EXERCISE REQUIREMENTS » Reproduce the whole listing, character for character.

(Stored records)
┌──
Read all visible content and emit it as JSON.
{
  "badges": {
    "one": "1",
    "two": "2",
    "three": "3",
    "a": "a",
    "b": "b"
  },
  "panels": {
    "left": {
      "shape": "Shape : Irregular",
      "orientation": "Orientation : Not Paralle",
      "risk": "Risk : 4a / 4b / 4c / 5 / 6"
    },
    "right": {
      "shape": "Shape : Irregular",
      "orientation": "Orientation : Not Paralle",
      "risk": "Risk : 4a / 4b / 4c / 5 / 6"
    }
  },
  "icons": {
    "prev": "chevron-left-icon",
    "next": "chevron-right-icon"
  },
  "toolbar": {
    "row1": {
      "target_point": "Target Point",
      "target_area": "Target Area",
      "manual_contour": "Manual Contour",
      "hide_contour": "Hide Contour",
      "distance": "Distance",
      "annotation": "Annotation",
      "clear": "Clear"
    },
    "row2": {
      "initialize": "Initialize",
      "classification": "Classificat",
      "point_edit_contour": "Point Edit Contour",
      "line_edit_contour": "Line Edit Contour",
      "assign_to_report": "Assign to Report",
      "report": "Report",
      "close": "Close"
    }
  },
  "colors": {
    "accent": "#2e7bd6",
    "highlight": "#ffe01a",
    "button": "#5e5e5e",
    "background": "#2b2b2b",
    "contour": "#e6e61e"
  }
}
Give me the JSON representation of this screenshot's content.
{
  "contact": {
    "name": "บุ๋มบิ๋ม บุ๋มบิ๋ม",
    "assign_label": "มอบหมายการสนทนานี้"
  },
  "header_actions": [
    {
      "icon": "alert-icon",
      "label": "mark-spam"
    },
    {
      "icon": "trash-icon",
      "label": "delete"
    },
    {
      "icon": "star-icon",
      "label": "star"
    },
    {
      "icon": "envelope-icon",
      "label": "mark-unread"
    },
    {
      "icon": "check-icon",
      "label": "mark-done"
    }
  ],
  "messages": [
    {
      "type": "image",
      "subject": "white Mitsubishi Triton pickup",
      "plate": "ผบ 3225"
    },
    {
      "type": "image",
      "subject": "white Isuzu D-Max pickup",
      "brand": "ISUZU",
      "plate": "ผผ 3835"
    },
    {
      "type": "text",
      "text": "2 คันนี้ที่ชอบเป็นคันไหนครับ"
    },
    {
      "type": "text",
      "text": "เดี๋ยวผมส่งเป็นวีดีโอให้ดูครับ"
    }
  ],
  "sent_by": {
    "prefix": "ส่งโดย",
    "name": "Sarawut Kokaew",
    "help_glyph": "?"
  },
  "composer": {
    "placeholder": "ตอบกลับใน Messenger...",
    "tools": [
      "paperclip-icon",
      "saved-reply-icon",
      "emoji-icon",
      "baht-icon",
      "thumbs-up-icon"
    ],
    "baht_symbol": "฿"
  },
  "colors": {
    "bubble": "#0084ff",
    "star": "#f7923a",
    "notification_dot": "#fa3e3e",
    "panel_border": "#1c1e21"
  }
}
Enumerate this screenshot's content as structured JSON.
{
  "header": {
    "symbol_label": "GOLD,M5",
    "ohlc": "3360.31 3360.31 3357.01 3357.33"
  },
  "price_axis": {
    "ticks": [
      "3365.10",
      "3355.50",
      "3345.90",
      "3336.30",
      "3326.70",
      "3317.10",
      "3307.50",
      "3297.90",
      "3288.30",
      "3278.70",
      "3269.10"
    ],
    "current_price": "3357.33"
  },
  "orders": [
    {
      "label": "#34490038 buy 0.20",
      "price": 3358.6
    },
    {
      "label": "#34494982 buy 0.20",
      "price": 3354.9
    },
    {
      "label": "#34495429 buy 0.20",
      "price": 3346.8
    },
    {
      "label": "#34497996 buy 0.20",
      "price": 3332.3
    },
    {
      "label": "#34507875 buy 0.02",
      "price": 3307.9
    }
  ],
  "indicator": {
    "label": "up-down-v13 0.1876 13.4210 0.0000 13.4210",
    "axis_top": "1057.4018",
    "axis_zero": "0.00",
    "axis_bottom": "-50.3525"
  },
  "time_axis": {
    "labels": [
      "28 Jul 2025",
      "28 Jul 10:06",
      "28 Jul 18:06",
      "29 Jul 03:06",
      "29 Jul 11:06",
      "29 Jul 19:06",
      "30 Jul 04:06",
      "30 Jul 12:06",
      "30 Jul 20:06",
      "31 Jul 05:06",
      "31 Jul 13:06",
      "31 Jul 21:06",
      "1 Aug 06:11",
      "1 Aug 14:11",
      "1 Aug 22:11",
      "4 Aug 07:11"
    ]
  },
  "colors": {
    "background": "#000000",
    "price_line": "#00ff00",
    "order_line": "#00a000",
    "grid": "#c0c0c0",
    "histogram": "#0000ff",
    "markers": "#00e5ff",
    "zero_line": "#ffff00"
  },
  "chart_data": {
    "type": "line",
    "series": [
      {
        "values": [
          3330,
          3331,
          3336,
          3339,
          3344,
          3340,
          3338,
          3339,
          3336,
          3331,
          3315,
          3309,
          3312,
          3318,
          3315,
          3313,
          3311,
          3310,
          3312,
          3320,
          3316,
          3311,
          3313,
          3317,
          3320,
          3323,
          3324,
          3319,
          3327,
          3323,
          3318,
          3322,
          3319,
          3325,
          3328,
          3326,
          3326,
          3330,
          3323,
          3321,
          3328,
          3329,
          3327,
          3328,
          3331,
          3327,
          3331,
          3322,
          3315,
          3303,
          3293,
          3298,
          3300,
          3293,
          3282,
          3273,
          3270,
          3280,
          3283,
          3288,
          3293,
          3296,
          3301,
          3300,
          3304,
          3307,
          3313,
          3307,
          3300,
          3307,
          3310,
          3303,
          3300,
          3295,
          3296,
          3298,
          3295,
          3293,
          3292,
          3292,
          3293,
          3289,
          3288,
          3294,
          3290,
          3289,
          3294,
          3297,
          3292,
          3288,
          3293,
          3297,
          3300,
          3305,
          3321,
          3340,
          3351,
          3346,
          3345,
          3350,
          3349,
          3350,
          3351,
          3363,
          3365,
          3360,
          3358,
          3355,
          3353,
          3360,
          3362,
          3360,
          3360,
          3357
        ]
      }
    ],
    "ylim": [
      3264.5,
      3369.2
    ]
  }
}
└──
THE RESPONSE »
Read all visible content and emit it as JSON.
{
  "badges": {
    "one": "1",
    "two": "2",
    "three": "3",
    "a": "a",
    "b": "b"
  },
  "panels": {
    "left": {
      "shape": "Shape : Irregular",
      "orientation": "Orientation : Not Paralle",
      "risk": "Risk : 4a / 4b / 4c / 5 / 6"
    },
    "right": {
      "shape": "Shape : Irregular",
      "orientation": "Orientation : Not Paralle",
      "risk": "Risk : 4a / 4b / 4c / 5 / 6"
    }
  },
  "icons": {
    "prev": "chevron-left-icon",
    "next": "chevron-right-icon"
  },
  "toolbar": {
    "row1": {
      "target_point": "Target Point",
      "target_area": "Target Area",
      "manual_contour": "Manual Contour",
      "hide_contour": "Hide Contour",
      "distance": "Distance",
      "annotation": "Annotation",
      "clear": "Clear"
    },
    "row2": {
      "initialize": "Initialize",
      "classification": "Classificat",
      "point_edit_contour": "Point Edit Contour",
      "line_edit_contour": "Line Edit Contour",
      "assign_to_report": "Assign to Report",
      "report": "Report",
      "close": "Close"
    }
  },
  "colors": {
    "accent": "#2e7bd6",
    "highlight": "#ffe01a",
    "button": "#5e5e5e",
    "background": "#2b2b2b",
    "contour": "#e6e61e"
  }
}
Give me the JSON representation of this screenshot's content.
{
  "contact": {
    "name": "บุ๋มบิ๋ม บุ๋มบิ๋ม",
    "assign_label": "มอบหมายการสนทนานี้"
  },
  "header_actions": [
    {
      "icon": "alert-icon",
      "label": "mark-spam"
    },
    {
      "icon": "trash-icon",
      "label": "delete"
    },
    {
      "icon": "star-icon",
      "label": "star"
    },
    {
      "icon": "envelope-icon",
      "label": "mark-unread"
    },
    {
      "icon": "check-icon",
      "label": "mark-done"
    }
  ],
  "messages": [
    {
      "type": "image",
      "subject": "white Mitsubishi Triton pickup",
      "plate": "ผบ 3225"
    },
    {
      "type": "image",
      "subject": "white Isuzu D-Max pickup",
      "brand": "ISUZU",
      "plate": "ผผ 3835"
    },
    {
      "type": "text",
      "text": "2 คันนี้ที่ชอบเป็นคันไหนครับ"
    },
    {
      "type": "text",
      "text": "เดี๋ยวผมส่งเป็นวีดีโอให้ดูครับ"
    }
  ],
  "sent_by": {
    "prefix": "ส่งโดย",
    "name": "Sarawut Kokaew",
    "help_glyph": "?"
  },
  "composer": {
    "placeholder": "ตอบกลับใน Messenger...",
    "tools": [
      "paperclip-icon",
      "saved-reply-icon",
      "emoji-icon",
      "baht-icon",
      "thumbs-up-icon"
    ],
    "baht_symbol": "฿"
  },
  "colors": {
    "bubble": "#0084ff",
    "star": "#f7923a",
    "notification_dot": "#fa3e3e",
    "panel_border": "#1c1e21"
  }
}
Enumerate this screenshot's content as structured JSON.
{
  "header": {
    "symbol_label": "GOLD,M5",
    "ohlc": "3360.31 3360.31 3357.01 3357.33"
  },
  "price_axis": {
    "ticks": [
      "3365.10",
      "3355.50",
      "3345.90",
      "3336.30",
      "3326.70",
      "3317.10",
      "3307.50",
      "3297.90",
      "3288.30",
      "3278.70",
      "3269.10"
    ],
    "current_price": "3357.33"
  },
  "orders": [
    {
      "label": "#34490038 buy 0.20",
      "price": 3358.6
    },
    {
      "label": "#34494982 buy 0.20",
      "price": 3354.9
    },
    {
      "label": "#34495429 buy 0.20",
      "price": 3346.8
    },
    {
      "label": "#34497996 buy 0.20",
      "price": 3332.3
    },
    {
      "label": "#34507875 buy 0.02",
      "price": 3307.9
    }
  ],
  "indicator": {
    "label": "up-down-v13 0.1876 13.4210 0.0000 13.4210",
    "axis_top": "1057.4018",
    "axis_zero": "0.00",
    "axis_bottom": "-50.3525"
  },
  "time_axis": {
    "labels": [
      "28 Jul 2025",
      "28 Jul 10:06",
      "28 Jul 18:06",
      "29 Jul 03:06",
      "29 Jul 11:06",
      "29 Jul 19:06",
      "30 Jul 04:06",
      "30 Jul 12:06",
      "30 Jul 20:06",
      "31 Jul 05:06",
      "31 Jul 13:06",
      "31 Jul 21:06",
      "1 Aug 06:11",
      "1 Aug 14:11",
      "1 Aug 22:11",
      "4 Aug 07:11"
    ]
  },
  "colors": {
    "background": "#000000",
    "price_line": "#00ff00",
    "order_line": "#00a000",
    "grid": "#c0c0c0",
    "histogram": "#0000ff",
    "markers": "#00e5ff",
    "zero_line": "#ffff00"
  },
  "chart_data": {
    "type": "line",
    "series": [
      {
        "values": [
          3330,
          3331,
          3336,
          3339,
          3344,
          3340,
          3338,
          3339,
          3336,
          3331,
          3315,
          3309,
          3312,
          3318,
          3315,
          3313,
          3311,
          3310,
          3312,
          3320,
          3316,
          3311,
          3313,
          3317,
          3320,
          3323,
          3324,
          3319,
          3327,
          3323,
          3318,
          3322,
          3319,
          3325,
          3328,
          3326,
          3326,
          3330,
          3323,
          3321,
          3328,
          3329,
          3327,
          3328,
          3331,
          3327,
          3331,
          3322,
          3315,
          3303,
          3293,
          3298,
          3300,
          3293,
          3282,
          3273,
          3270,
          3280,
          3283,
          3288,
          3293,
          3296,
          3301,
          3300,
          3304,
          3307,
          3313,
          3307,
          3300,
          3307,
          3310,
          3303,
          3300,
          3295,
          3296,
          3298,
          3295,
          3293,
          3292,
          3292,
          3293,
          3289,
          3288,
          3294,
          3290,
          3289,
          3294,
          3297,
          3292,
          3288,
          3293,
          3297,
          3300,
          3305,
          3321,
          3340,
          3351,
          3346,
          3345,
          3350,
          3349,
          3350,
          3351,
          3363,
          3365,
          3360,
          3358,
          3355,
          3353,
          3360,
          3362,
          3360,
          3360,
          3357
        ]
      }
    ],
    "ylim": [
      3264.5,
      3369.2
    ]
  }
}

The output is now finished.